**Given task**
Copy all records verbatim.

**Raw records**
───

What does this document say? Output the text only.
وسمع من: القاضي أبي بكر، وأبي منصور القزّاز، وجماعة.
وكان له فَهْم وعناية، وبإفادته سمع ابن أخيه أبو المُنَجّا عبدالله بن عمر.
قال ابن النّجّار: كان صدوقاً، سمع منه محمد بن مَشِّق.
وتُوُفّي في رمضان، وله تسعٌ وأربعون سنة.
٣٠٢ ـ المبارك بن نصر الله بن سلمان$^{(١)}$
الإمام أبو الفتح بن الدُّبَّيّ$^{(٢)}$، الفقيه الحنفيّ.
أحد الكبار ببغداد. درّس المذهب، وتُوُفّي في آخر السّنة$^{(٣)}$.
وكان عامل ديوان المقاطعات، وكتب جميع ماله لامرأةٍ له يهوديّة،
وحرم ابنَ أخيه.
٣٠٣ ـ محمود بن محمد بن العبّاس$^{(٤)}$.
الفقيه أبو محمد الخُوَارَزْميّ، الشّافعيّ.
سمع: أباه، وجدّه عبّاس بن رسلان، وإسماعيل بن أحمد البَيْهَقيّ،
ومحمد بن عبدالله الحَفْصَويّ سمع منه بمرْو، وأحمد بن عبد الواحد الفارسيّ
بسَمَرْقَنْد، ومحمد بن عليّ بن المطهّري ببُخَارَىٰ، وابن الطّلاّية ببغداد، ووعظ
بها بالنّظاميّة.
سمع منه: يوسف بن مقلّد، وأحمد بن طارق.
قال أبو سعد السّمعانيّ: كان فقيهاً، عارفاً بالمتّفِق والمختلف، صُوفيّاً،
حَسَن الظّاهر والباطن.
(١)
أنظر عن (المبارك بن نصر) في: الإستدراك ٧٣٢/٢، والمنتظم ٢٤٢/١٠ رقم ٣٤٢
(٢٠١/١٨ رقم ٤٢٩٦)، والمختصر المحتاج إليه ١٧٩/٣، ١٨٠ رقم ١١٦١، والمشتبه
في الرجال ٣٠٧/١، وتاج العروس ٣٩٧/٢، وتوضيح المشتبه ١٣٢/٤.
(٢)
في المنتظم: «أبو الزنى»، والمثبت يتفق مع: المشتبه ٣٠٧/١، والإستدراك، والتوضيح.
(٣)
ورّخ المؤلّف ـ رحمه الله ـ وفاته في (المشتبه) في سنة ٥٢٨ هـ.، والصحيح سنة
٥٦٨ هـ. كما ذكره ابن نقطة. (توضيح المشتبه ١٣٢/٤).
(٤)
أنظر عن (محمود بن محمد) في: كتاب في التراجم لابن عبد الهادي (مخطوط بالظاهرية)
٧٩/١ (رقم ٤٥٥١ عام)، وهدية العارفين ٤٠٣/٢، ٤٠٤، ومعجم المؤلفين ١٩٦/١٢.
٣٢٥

───

**Solution**
What does this document say? Output the text only.
وسمع من: القاضي أبي بكر، وأبي منصور القزّاز، وجماعة.
وكان له فَهْم وعناية، وبإفادته سمع ابن أخيه أبو المُنَجّا عبدالله بن عمر.
قال ابن النّجّار: كان صدوقاً، سمع منه محمد بن مَشِّق.
وتُوُفّي في رمضان، وله تسعٌ وأربعون سنة.
٣٠٢ ـ المبارك بن نصر الله بن سلمان$^{(١)}$
الإمام أبو الفتح بن الدُّبَّيّ$^{(٢)}$، الفقيه الحنفيّ.
أحد الكبار ببغداد. درّس المذهب، وتُوُفّي في آخر السّنة$^{(٣)}$.
وكان عامل ديوان المقاطعات، وكتب جميع ماله لامرأةٍ له يهوديّة،
وحرم ابنَ أخيه.
٣٠٣ ـ محمود بن محمد بن العبّاس$^{(٤)}$.
الفقيه أبو محمد الخُوَارَزْميّ، الشّافعيّ.
سمع: أباه، وجدّه عبّاس بن رسلان، وإسماعيل بن أحمد البَيْهَقيّ،
ومحمد بن عبدالله الحَفْصَويّ سمع منه بمرْو، وأحمد بن عبد الواحد الفارسيّ
بسَمَرْقَنْد، ومحمد بن عليّ بن المطهّري ببُخَارَىٰ، وابن الطّلاّية ببغداد، ووعظ
بها بالنّظاميّة.
سمع منه: يوسف بن مقلّد، وأحمد بن طارق.
قال أبو سعد السّمعانيّ: كان فقيهاً، عارفاً بالمتّفِق والمختلف، صُوفيّاً،
حَسَن الظّاهر والباطن.
(١)
أنظر عن (المبارك بن نصر) في: الإستدراك ٧٣٢/٢، والمنتظم ٢٤٢/١٠ رقم ٣٤٢
(٢٠١/١٨ رقم ٤٢٩٦)، والمختصر المحتاج إليه ١٧٩/٣، ١٨٠ رقم ١١٦١، والمشتبه
في الرجال ٣٠٧/١، وتاج العروس ٣٩٧/٢، وتوضيح المشتبه ١٣٢/٤.
(٢)
في المنتظم: «أبو الزنى»، والمثبت يتفق مع: المشتبه ٣٠٧/١، والإستدراك، والتوضيح.
(٣)
ورّخ المؤلّف ـ رحمه الله ـ وفاته في (المشتبه) في سنة ٥٢٨ هـ.، والصحيح سنة
٥٦٨ هـ. كما ذكره ابن نقطة. (توضيح المشتبه ١٣٢/٤).
(٤)
أنظر عن (محمود بن محمد) في: كتاب في التراجم لابن عبد الهادي (مخطوط بالظاهرية)
٧٩/١ (رقم ٤٥٥١ عام)، وهدية العارفين ٤٠٣/٢، ٤٠٤، ومعجم المؤلفين ١٩٦/١٢.
٣٢٥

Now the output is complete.